Your task: The records that follow are to be transcribed in full, without their images.

------------------------

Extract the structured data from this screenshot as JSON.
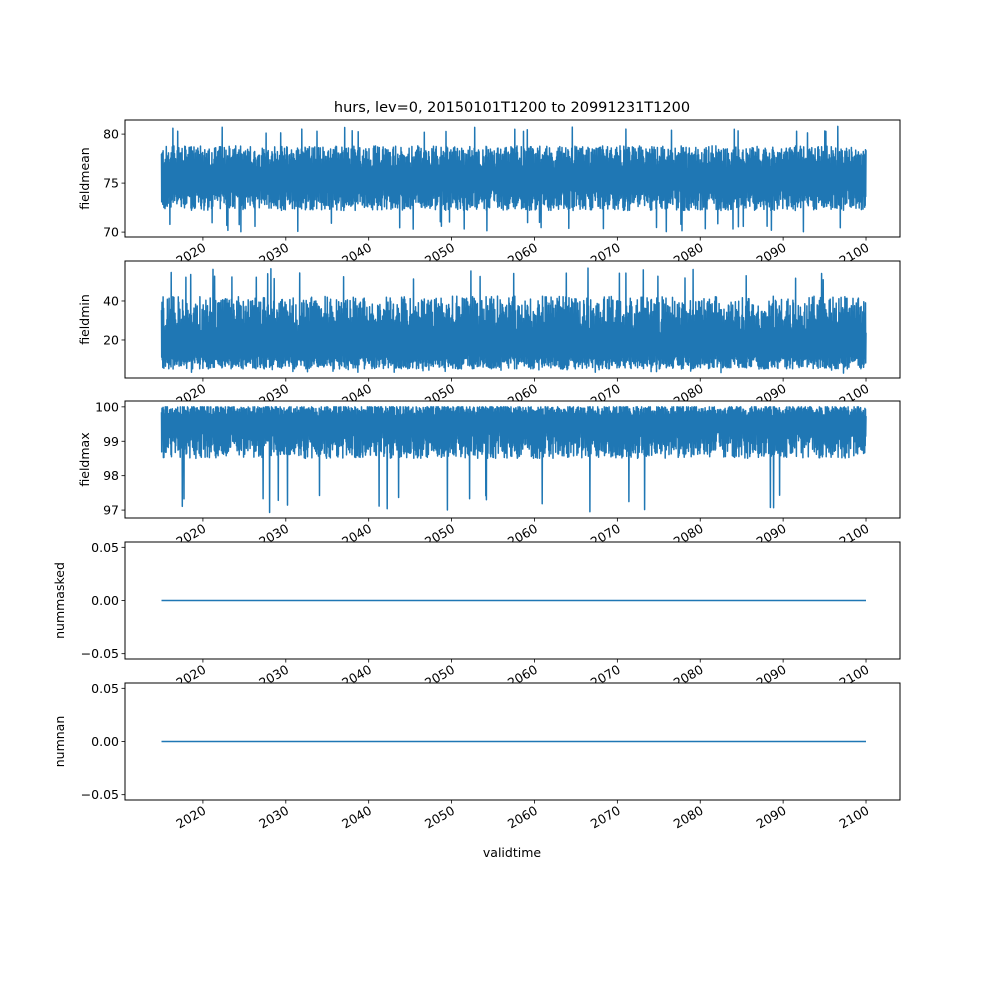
{
  "chart_data": {
    "type": "line",
    "title": "hurs, lev=0, 20150101T1200 to 20991231T1200",
    "xlabel": "validtime",
    "xlim": [
      2010.6,
      2104.1
    ],
    "x_range": [
      2015.0,
      2100.0
    ],
    "xticks": [
      2020,
      2030,
      2040,
      2050,
      2060,
      2070,
      2080,
      2090,
      2100
    ],
    "xtick_labels": [
      "2020",
      "2030",
      "2040",
      "2050",
      "2060",
      "2070",
      "2080",
      "2090",
      "2100"
    ],
    "line_color": "#1f77b4",
    "panels": [
      {
        "ylabel": "fieldmean",
        "ylim": [
          69.5,
          81.44
        ],
        "yticks": [
          70,
          75,
          80
        ],
        "ytick_labels": [
          "70",
          "75",
          "80"
        ],
        "series": {
          "kind": "noisy",
          "center": 75.5,
          "typical_low": 72.5,
          "typical_high": 78.5,
          "min": 70.0,
          "max": 80.9
        }
      },
      {
        "ylabel": "fieldmin",
        "ylim": [
          0.5,
          60.5
        ],
        "yticks": [
          20,
          40
        ],
        "ytick_labels": [
          "20",
          "40"
        ],
        "series": {
          "kind": "noisy",
          "center": 15,
          "typical_low": 6,
          "typical_high": 40,
          "min": 3,
          "max": 57
        }
      },
      {
        "ylabel": "fieldmax",
        "ylim": [
          96.77,
          100.17
        ],
        "yticks": [
          97,
          98,
          99,
          100
        ],
        "ytick_labels": [
          "97",
          "98",
          "99",
          "100"
        ],
        "series": {
          "kind": "noisy",
          "center": 99.6,
          "typical_low": 98.6,
          "typical_high": 100.0,
          "min": 96.9,
          "max": 100.0
        }
      },
      {
        "ylabel": "nummasked",
        "ylim": [
          -0.055,
          0.055
        ],
        "yticks": [
          -0.05,
          0.0,
          0.05
        ],
        "ytick_labels": [
          "−0.05",
          "0.00",
          "0.05"
        ],
        "series": {
          "kind": "constant",
          "value": 0
        }
      },
      {
        "ylabel": "numnan",
        "ylim": [
          -0.055,
          0.055
        ],
        "yticks": [
          -0.05,
          0.0,
          0.05
        ],
        "ytick_labels": [
          "−0.05",
          "0.00",
          "0.05"
        ],
        "series": {
          "kind": "constant",
          "value": 0
        }
      }
    ]
  }
}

------------------------

Written solution:
Extract the structured data from this screenshot as JSON.
{
  "chart_data": {
    "type": "line",
    "title": "hurs, lev=0, 20150101T1200 to 20991231T1200",
    "xlabel": "validtime",
    "xlim": [
      2010.6,
      2104.1
    ],
    "x_range": [
      2015.0,
      2100.0
    ],
    "xticks": [
      2020,
      2030,
      2040,
      2050,
      2060,
      2070,
      2080,
      2090,
      2100
    ],
    "xtick_labels": [
      "2020",
      "2030",
      "2040",
      "2050",
      "2060",
      "2070",
      "2080",
      "2090",
      "2100"
    ],
    "line_color": "#1f77b4",
    "panels": [
      {
        "ylabel": "fieldmean",
        "ylim": [
          69.5,
          81.44
        ],
        "yticks": [
          70,
          75,
          80
        ],
        "ytick_labels": [
          "70",
          "75",
          "80"
        ],
        "series": {
          "kind": "noisy",
          "center": 75.5,
          "typical_low": 72.5,
          "typical_high": 78.5,
          "min": 70.0,
          "max": 80.9
        }
      },
      {
        "ylabel": "fieldmin",
        "ylim": [
          0.5,
          60.5
        ],
        "yticks": [
          20,
          40
        ],
        "ytick_labels": [
          "20",
          "40"
        ],
        "series": {
          "kind": "noisy",
          "center": 15,
          "typical_low": 6,
          "typical_high": 40,
          "min": 3,
          "max": 57
        }
      },
      {
        "ylabel": "fieldmax",
        "ylim": [
          96.77,
          100.17
        ],
        "yticks": [
          97,
          98,
          99,
          100
        ],
        "ytick_labels": [
          "97",
          "98",
          "99",
          "100"
        ],
        "series": {
          "kind": "noisy",
          "center": 99.6,
          "typical_low": 98.6,
          "typical_high": 100.0,
          "min": 96.9,
          "max": 100.0
        }
      },
      {
        "ylabel": "nummasked",
        "ylim": [
          -0.055,
          0.055
        ],
        "yticks": [
          -0.05,
          0.0,
          0.05
        ],
        "ytick_labels": [
          "−0.05",
          "0.00",
          "0.05"
        ],
        "series": {
          "kind": "constant",
          "value": 0
        }
      },
      {
        "ylabel": "numnan",
        "ylim": [
          -0.055,
          0.055
        ],
        "yticks": [
          -0.05,
          0.0,
          0.05
        ],
        "ytick_labels": [
          "−0.05",
          "0.00",
          "0.05"
        ],
        "series": {
          "kind": "constant",
          "value": 0
        }
      }
    ]
  }
}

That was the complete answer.